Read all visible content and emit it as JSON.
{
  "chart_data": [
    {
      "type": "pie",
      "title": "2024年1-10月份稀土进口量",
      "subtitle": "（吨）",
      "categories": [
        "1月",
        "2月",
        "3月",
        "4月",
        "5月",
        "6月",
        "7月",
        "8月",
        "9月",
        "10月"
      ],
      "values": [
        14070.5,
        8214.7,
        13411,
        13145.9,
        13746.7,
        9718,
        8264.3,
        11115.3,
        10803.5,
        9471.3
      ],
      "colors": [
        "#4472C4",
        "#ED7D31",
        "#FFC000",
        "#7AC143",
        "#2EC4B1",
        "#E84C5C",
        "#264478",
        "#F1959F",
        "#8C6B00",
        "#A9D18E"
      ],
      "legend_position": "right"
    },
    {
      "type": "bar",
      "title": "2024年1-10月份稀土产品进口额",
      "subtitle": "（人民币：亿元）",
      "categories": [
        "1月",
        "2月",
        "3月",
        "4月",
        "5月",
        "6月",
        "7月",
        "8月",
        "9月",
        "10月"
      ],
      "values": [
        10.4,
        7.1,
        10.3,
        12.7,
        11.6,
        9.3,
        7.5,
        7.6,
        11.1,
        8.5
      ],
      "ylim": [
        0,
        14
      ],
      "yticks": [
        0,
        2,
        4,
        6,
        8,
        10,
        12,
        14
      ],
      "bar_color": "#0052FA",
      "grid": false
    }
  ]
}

◆ **Your instructions**
Write down the full listing again, exactly.

◆ **Complete response**
Read all visible content and emit it as JSON.
{
  "chart_data": [
    {
      "type": "pie",
      "title": "2024年1-10月份稀土进口量",
      "subtitle": "（吨）",
      "categories": [
        "1月",
        "2月",
        "3月",
        "4月",
        "5月",
        "6月",
        "7月",
        "8月",
        "9月",
        "10月"
      ],
      "values": [
        14070.5,
        8214.7,
        13411,
        13145.9,
        13746.7,
        9718,
        8264.3,
        11115.3,
        10803.5,
        9471.3
      ],
      "colors": [
        "#4472C4",
        "#ED7D31",
        "#FFC000",
        "#7AC143",
        "#2EC4B1",
        "#E84C5C",
        "#264478",
        "#F1959F",
        "#8C6B00",
        "#A9D18E"
      ],
      "legend_position": "right"
    },
    {
      "type": "bar",
      "title": "2024年1-10月份稀土产品进口额",
      "subtitle": "（人民币：亿元）",
      "categories": [
        "1月",
        "2月",
        "3月",
        "4月",
        "5月",
        "6月",
        "7月",
        "8月",
        "9月",
        "10月"
      ],
      "values": [
        10.4,
        7.1,
        10.3,
        12.7,
        11.6,
        9.3,
        7.5,
        7.6,
        11.1,
        8.5
      ],
      "ylim": [
        0,
        14
      ],
      "yticks": [
        0,
        2,
        4,
        6,
        8,
        10,
        12,
        14
      ],
      "bar_color": "#0052FA",
      "grid": false
    }
  ]
}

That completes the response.